What you need to do: Every entry below must appear again, exactly as written.

Recorded information:
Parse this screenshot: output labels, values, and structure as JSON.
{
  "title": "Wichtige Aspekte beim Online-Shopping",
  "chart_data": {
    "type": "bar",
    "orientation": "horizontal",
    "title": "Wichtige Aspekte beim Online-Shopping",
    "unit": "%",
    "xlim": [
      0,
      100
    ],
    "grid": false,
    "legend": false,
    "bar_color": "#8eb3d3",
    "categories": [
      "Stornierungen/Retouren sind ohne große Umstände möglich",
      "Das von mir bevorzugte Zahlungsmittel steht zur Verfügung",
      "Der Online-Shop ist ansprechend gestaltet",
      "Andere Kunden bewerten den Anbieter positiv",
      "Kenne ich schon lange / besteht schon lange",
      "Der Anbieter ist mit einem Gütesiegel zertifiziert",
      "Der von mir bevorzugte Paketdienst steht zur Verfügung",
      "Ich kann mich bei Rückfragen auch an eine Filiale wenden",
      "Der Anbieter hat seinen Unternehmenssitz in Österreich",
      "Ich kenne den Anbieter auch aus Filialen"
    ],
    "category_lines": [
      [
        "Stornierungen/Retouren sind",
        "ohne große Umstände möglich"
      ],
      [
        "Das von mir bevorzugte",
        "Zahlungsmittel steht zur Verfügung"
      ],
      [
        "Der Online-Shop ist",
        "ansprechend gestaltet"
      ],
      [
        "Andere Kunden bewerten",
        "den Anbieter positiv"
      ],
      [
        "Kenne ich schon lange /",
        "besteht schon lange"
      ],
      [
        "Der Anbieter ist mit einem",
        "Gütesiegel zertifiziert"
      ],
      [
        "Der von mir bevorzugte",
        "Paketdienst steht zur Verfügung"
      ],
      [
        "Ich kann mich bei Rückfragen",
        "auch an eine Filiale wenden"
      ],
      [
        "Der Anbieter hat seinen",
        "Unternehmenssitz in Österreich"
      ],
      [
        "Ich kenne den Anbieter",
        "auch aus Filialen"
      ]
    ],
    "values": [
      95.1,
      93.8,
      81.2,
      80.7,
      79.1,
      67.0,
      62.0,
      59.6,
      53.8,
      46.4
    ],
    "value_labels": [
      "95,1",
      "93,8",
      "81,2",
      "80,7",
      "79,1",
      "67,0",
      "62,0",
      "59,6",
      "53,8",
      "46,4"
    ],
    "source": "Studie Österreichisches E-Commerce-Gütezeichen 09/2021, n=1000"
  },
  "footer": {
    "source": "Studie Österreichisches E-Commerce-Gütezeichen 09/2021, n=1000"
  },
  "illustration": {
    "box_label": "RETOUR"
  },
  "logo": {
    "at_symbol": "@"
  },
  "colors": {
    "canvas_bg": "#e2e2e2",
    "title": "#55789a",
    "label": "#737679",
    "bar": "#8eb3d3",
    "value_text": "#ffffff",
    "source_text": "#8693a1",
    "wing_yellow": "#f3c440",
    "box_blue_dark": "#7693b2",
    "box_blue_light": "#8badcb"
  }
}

Task response:
Parse this screenshot: output labels, values, and structure as JSON.
{
  "title": "Wichtige Aspekte beim Online-Shopping",
  "chart_data": {
    "type": "bar",
    "orientation": "horizontal",
    "title": "Wichtige Aspekte beim Online-Shopping",
    "unit": "%",
    "xlim": [
      0,
      100
    ],
    "grid": false,
    "legend": false,
    "bar_color": "#8eb3d3",
    "categories": [
      "Stornierungen/Retouren sind ohne große Umstände möglich",
      "Das von mir bevorzugte Zahlungsmittel steht zur Verfügung",
      "Der Online-Shop ist ansprechend gestaltet",
      "Andere Kunden bewerten den Anbieter positiv",
      "Kenne ich schon lange / besteht schon lange",
      "Der Anbieter ist mit einem Gütesiegel zertifiziert",
      "Der von mir bevorzugte Paketdienst steht zur Verfügung",
      "Ich kann mich bei Rückfragen auch an eine Filiale wenden",
      "Der Anbieter hat seinen Unternehmenssitz in Österreich",
      "Ich kenne den Anbieter auch aus Filialen"
    ],
    "category_lines": [
      [
        "Stornierungen/Retouren sind",
        "ohne große Umstände möglich"
      ],
      [
        "Das von mir bevorzugte",
        "Zahlungsmittel steht zur Verfügung"
      ],
      [
        "Der Online-Shop ist",
        "ansprechend gestaltet"
      ],
      [
        "Andere Kunden bewerten",
        "den Anbieter positiv"
      ],
      [
        "Kenne ich schon lange /",
        "besteht schon lange"
      ],
      [
        "Der Anbieter ist mit einem",
        "Gütesiegel zertifiziert"
      ],
      [
        "Der von mir bevorzugte",
        "Paketdienst steht zur Verfügung"
      ],
      [
        "Ich kann mich bei Rückfragen",
        "auch an eine Filiale wenden"
      ],
      [
        "Der Anbieter hat seinen",
        "Unternehmenssitz in Österreich"
      ],
      [
        "Ich kenne den Anbieter",
        "auch aus Filialen"
      ]
    ],
    "values": [
      95.1,
      93.8,
      81.2,
      80.7,
      79.1,
      67.0,
      62.0,
      59.6,
      53.8,
      46.4
    ],
    "value_labels": [
      "95,1",
      "93,8",
      "81,2",
      "80,7",
      "79,1",
      "67,0",
      "62,0",
      "59,6",
      "53,8",
      "46,4"
    ],
    "source": "Studie Österreichisches E-Commerce-Gütezeichen 09/2021, n=1000"
  },
  "footer": {
    "source": "Studie Österreichisches E-Commerce-Gütezeichen 09/2021, n=1000"
  },
  "illustration": {
    "box_label": "RETOUR"
  },
  "logo": {
    "at_symbol": "@"
  },
  "colors": {
    "canvas_bg": "#e2e2e2",
    "title": "#55789a",
    "label": "#737679",
    "bar": "#8eb3d3",
    "value_text": "#ffffff",
    "source_text": "#8693a1",
    "wing_yellow": "#f3c440",
    "box_blue_dark": "#7693b2",
    "box_blue_light": "#8badcb"
  }
}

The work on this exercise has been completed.